Problem statement — Search the data for the string "color" and gather each line it is in.

Data shown —

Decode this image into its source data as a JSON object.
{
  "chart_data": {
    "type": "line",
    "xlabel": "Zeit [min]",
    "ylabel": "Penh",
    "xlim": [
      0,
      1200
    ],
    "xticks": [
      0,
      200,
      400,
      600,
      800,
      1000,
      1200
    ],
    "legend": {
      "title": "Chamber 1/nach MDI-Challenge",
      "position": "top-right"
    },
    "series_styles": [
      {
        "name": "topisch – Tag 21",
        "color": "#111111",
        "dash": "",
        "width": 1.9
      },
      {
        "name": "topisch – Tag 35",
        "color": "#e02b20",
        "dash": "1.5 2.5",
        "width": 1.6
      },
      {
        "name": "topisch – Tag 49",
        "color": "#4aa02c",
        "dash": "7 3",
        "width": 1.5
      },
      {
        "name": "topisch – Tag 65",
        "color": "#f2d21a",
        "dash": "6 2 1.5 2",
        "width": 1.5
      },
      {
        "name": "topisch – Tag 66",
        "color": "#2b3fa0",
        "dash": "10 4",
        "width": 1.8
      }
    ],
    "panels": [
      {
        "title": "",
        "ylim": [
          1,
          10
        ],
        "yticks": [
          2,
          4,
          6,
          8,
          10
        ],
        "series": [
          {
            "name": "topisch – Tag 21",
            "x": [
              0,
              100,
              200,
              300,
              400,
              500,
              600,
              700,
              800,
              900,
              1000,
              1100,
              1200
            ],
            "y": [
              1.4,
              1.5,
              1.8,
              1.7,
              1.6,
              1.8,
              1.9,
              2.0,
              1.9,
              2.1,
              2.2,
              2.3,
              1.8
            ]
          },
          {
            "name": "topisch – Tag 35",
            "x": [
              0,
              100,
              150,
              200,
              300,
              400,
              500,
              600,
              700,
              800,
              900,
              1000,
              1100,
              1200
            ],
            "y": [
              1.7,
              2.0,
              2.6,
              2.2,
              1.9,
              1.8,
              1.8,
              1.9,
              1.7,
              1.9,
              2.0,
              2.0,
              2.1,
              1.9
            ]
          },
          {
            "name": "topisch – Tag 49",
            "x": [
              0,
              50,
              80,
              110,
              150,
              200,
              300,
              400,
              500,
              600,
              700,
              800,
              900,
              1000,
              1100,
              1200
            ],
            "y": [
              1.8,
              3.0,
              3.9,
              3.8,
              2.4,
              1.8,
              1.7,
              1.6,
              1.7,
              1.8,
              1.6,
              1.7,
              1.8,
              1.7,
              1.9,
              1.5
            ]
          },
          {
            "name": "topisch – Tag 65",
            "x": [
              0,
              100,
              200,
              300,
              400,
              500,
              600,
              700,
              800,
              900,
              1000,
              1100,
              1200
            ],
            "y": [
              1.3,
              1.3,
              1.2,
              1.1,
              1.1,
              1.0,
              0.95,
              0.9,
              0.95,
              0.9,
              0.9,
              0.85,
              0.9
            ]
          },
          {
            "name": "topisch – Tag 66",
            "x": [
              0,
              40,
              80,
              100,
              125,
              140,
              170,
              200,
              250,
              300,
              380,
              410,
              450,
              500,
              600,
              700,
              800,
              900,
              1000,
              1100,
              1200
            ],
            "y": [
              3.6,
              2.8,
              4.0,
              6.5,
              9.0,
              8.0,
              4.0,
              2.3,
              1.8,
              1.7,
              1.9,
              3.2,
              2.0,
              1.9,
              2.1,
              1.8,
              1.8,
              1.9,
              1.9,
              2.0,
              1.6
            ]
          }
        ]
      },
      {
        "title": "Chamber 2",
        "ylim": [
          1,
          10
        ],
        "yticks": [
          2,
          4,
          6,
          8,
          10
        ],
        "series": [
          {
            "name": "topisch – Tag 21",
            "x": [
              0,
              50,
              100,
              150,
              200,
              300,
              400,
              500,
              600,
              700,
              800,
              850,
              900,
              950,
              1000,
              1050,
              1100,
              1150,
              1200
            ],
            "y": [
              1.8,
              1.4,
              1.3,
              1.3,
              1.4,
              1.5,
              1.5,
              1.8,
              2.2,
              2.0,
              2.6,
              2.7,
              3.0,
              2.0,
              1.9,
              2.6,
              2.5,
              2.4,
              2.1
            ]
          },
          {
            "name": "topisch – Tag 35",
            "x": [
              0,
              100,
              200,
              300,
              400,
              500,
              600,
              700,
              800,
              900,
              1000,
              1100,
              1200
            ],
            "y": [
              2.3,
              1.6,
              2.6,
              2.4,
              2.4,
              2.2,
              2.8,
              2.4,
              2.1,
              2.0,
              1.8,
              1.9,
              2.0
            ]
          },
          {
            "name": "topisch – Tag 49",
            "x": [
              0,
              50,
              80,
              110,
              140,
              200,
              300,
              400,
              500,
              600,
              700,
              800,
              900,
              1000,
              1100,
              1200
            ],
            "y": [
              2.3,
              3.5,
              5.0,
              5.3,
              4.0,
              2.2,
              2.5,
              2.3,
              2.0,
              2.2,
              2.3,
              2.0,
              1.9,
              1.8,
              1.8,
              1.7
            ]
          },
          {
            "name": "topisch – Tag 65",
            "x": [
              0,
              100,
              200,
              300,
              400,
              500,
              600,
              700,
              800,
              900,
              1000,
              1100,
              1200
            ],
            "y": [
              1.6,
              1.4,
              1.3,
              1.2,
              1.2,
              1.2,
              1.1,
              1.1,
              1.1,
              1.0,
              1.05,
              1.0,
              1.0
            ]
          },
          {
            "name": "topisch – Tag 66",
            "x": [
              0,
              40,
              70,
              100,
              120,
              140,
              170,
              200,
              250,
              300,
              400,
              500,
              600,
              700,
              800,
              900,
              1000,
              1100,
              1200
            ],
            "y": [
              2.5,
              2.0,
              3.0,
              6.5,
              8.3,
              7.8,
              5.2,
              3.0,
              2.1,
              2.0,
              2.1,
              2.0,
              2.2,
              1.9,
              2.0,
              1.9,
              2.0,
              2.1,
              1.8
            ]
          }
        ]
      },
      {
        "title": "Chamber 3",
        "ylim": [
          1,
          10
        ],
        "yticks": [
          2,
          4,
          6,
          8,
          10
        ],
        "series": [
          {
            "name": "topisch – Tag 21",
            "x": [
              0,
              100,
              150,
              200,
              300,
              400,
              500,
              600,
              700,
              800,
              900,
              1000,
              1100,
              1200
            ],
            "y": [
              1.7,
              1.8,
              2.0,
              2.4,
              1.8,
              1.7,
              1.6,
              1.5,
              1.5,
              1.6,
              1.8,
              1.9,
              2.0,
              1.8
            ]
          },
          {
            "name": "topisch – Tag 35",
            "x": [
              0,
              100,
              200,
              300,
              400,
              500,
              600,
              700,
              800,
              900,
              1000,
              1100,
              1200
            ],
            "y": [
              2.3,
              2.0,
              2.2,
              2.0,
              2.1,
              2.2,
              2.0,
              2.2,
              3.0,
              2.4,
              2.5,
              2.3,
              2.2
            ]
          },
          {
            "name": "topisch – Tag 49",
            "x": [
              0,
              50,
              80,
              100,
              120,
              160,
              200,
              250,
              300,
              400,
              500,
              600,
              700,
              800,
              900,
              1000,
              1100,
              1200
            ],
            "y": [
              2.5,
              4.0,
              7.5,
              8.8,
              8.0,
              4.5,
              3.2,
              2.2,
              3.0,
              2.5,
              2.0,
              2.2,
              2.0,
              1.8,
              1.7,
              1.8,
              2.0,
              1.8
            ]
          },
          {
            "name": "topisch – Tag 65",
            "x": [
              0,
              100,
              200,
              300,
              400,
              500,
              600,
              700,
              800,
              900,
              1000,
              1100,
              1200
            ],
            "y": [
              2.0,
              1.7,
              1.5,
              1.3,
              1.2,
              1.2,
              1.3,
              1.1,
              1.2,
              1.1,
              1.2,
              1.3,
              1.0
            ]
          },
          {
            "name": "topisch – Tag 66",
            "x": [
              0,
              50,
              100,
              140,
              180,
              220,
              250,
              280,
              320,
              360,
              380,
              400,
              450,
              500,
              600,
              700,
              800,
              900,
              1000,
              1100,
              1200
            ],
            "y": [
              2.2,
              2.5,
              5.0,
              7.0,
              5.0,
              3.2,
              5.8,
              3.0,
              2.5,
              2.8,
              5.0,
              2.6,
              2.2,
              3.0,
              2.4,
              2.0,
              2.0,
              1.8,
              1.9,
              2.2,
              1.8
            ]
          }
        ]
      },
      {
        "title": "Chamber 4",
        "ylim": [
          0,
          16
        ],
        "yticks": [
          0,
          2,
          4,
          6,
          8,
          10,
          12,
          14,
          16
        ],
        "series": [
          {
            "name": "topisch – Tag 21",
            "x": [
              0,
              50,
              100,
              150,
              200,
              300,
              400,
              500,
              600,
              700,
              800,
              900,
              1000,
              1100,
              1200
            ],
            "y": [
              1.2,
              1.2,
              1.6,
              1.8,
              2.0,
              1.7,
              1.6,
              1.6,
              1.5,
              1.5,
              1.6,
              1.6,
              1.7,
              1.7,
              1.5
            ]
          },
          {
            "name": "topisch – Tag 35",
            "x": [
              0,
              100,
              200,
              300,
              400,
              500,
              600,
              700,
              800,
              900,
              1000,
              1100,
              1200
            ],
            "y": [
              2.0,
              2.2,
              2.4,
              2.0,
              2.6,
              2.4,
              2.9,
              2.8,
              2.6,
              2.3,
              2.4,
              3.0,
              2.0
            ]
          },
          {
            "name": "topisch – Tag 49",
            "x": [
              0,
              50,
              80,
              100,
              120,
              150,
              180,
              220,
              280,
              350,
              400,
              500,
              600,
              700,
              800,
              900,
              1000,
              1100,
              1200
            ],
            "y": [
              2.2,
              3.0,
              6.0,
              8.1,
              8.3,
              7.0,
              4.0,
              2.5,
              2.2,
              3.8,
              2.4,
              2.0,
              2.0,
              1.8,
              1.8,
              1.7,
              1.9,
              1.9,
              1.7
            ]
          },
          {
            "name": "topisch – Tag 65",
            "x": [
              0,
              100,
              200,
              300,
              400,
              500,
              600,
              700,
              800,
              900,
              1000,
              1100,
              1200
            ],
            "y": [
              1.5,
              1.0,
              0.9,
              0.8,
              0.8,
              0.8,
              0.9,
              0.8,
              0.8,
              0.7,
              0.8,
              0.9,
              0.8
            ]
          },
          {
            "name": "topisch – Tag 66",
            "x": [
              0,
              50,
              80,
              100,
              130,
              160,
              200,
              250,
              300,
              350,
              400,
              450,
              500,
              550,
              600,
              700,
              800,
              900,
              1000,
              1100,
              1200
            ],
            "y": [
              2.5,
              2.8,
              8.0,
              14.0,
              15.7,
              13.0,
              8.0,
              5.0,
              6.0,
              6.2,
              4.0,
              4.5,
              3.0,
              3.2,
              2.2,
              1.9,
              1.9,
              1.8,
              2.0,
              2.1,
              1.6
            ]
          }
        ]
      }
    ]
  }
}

Solution below —
        "color": "#111111",
        "color": "#e02b20",
        "color": "#4aa02c",
        "color": "#f2d21a",
        "color": "#2b3fa0",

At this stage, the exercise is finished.